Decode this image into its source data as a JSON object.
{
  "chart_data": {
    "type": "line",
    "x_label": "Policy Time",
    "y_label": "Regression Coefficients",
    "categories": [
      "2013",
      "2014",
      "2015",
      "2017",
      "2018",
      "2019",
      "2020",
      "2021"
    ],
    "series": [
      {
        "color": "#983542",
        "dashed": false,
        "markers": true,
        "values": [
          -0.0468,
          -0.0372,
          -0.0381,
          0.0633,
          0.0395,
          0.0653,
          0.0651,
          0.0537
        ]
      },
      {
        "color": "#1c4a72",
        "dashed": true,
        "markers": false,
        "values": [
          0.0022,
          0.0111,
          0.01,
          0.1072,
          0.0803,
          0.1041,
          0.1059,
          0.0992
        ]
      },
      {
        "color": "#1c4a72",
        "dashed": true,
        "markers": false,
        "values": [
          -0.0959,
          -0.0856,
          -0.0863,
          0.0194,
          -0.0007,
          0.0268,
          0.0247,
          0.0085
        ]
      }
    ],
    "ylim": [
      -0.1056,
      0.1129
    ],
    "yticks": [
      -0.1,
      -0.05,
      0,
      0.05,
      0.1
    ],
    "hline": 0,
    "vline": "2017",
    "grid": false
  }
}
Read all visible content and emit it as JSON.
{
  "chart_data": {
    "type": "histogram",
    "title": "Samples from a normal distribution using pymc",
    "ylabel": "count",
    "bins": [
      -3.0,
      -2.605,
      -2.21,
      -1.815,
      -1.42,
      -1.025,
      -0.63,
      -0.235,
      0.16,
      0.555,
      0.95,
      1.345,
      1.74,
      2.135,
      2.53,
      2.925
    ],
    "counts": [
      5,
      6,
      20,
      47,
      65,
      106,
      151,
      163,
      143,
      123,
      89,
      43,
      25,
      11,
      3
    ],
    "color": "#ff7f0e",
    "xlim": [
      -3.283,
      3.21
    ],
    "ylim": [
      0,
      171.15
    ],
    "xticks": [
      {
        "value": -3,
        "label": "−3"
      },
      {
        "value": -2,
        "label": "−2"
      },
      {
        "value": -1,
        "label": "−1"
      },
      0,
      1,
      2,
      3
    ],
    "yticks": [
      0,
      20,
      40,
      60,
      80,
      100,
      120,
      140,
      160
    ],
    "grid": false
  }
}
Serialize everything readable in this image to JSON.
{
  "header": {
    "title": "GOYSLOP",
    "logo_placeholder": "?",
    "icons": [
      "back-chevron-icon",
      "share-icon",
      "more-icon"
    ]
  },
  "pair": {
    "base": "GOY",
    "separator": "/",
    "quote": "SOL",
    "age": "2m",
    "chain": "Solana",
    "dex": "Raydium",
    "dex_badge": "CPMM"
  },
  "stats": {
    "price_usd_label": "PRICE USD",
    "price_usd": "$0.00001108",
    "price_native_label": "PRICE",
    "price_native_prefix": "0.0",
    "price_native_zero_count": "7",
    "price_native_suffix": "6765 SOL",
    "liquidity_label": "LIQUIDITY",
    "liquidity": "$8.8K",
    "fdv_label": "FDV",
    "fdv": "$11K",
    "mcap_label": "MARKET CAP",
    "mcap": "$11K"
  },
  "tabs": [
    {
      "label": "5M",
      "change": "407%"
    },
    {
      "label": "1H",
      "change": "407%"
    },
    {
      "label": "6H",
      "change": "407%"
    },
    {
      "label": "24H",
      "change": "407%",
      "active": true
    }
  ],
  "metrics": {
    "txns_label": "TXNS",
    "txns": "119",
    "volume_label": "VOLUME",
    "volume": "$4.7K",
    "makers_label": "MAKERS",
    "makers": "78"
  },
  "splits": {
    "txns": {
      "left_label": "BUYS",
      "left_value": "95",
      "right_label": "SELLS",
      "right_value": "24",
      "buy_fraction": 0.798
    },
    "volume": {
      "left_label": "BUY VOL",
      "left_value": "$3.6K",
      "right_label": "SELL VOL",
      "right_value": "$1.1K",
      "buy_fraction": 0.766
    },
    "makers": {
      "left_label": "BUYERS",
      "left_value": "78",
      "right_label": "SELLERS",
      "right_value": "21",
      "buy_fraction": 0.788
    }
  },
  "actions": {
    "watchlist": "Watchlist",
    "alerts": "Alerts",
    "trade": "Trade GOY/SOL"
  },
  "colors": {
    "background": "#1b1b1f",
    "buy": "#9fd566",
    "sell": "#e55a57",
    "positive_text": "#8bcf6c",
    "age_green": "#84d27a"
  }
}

==========

Written request: Print all of the entries exactly as they appear.

Task response:
Decode this image into its source data as a JSON object.
{
  "chart_data": {
    "type": "line",
    "x_label": "Policy Time",
    "y_label": "Regression Coefficients",
    "categories": [
      "2013",
      "2014",
      "2015",
      "2017",
      "2018",
      "2019",
      "2020",
      "2021"
    ],
    "series": [
      {
        "color": "#983542",
        "dashed": false,
        "markers": true,
        "values": [
          -0.0468,
          -0.0372,
          -0.0381,
          0.0633,
          0.0395,
          0.0653,
          0.0651,
          0.0537
        ]
      },
      {
        "color": "#1c4a72",
        "dashed": true,
        "markers": false,
        "values": [
          0.0022,
          0.0111,
          0.01,
          0.1072,
          0.0803,
          0.1041,
          0.1059,
          0.0992
        ]
      },
      {
        "color": "#1c4a72",
        "dashed": true,
        "markers": false,
        "values": [
          -0.0959,
          -0.0856,
          -0.0863,
          0.0194,
          -0.0007,
          0.0268,
          0.0247,
          0.0085
        ]
      }
    ],
    "ylim": [
      -0.1056,
      0.1129
    ],
    "yticks": [
      -0.1,
      -0.05,
      0,
      0.05,
      0.1
    ],
    "hline": 0,
    "vline": "2017",
    "grid": false
  }
}
Read all visible content and emit it as JSON.
{
  "chart_data": {
    "type": "histogram",
    "title": "Samples from a normal distribution using pymc",
    "ylabel": "count",
    "bins": [
      -3.0,
      -2.605,
      -2.21,
      -1.815,
      -1.42,
      -1.025,
      -0.63,
      -0.235,
      0.16,
      0.555,
      0.95,
      1.345,
      1.74,
      2.135,
      2.53,
      2.925
    ],
    "counts": [
      5,
      6,
      20,
      47,
      65,
      106,
      151,
      163,
      143,
      123,
      89,
      43,
      25,
      11,
      3
    ],
    "color": "#ff7f0e",
    "xlim": [
      -3.283,
      3.21
    ],
    "ylim": [
      0,
      171.15
    ],
    "xticks": [
      {
        "value": -3,
        "label": "−3"
      },
      {
        "value": -2,
        "label": "−2"
      },
      {
        "value": -1,
        "label": "−1"
      },
      0,
      1,
      2,
      3
    ],
    "yticks": [
      0,
      20,
      40,
      60,
      80,
      100,
      120,
      140,
      160
    ],
    "grid": false
  }
}
Serialize everything readable in this image to JSON.
{
  "header": {
    "title": "GOYSLOP",
    "logo_placeholder": "?",
    "icons": [
      "back-chevron-icon",
      "share-icon",
      "more-icon"
    ]
  },
  "pair": {
    "base": "GOY",
    "separator": "/",
    "quote": "SOL",
    "age": "2m",
    "chain": "Solana",
    "dex": "Raydium",
    "dex_badge": "CPMM"
  },
  "stats": {
    "price_usd_label": "PRICE USD",
    "price_usd": "$0.00001108",
    "price_native_label": "PRICE",
    "price_native_prefix": "0.0",
    "price_native_zero_count": "7",
    "price_native_suffix": "6765 SOL",
    "liquidity_label": "LIQUIDITY",
    "liquidity": "$8.8K",
    "fdv_label": "FDV",
    "fdv": "$11K",
    "mcap_label": "MARKET CAP",
    "mcap": "$11K"
  },
  "tabs": [
    {
      "label": "5M",
      "change": "407%"
    },
    {
      "label": "1H",
      "change": "407%"
    },
    {
      "label": "6H",
      "change": "407%"
    },
    {
      "label": "24H",
      "change": "407%",
      "active": true
    }
  ],
  "metrics": {
    "txns_label": "TXNS",
    "txns": "119",
    "volume_label": "VOLUME",
    "volume": "$4.7K",
    "makers_label": "MAKERS",
    "makers": "78"
  },
  "splits": {
    "txns": {
      "left_label": "BUYS",
      "left_value": "95",
      "right_label": "SELLS",
      "right_value": "24",
      "buy_fraction": 0.798
    },
    "volume": {
      "left_label": "BUY VOL",
      "left_value": "$3.6K",
      "right_label": "SELL VOL",
      "right_value": "$1.1K",
      "buy_fraction": 0.766
    },
    "makers": {
      "left_label": "BUYERS",
      "left_value": "78",
      "right_label": "SELLERS",
      "right_value": "21",
      "buy_fraction": 0.788
    }
  },
  "actions": {
    "watchlist": "Watchlist",
    "alerts": "Alerts",
    "trade": "Trade GOY/SOL"
  },
  "colors": {
    "background": "#1b1b1f",
    "buy": "#9fd566",
    "sell": "#e55a57",
    "positive_text": "#8bcf6c",
    "age_green": "#84d27a"
  }
}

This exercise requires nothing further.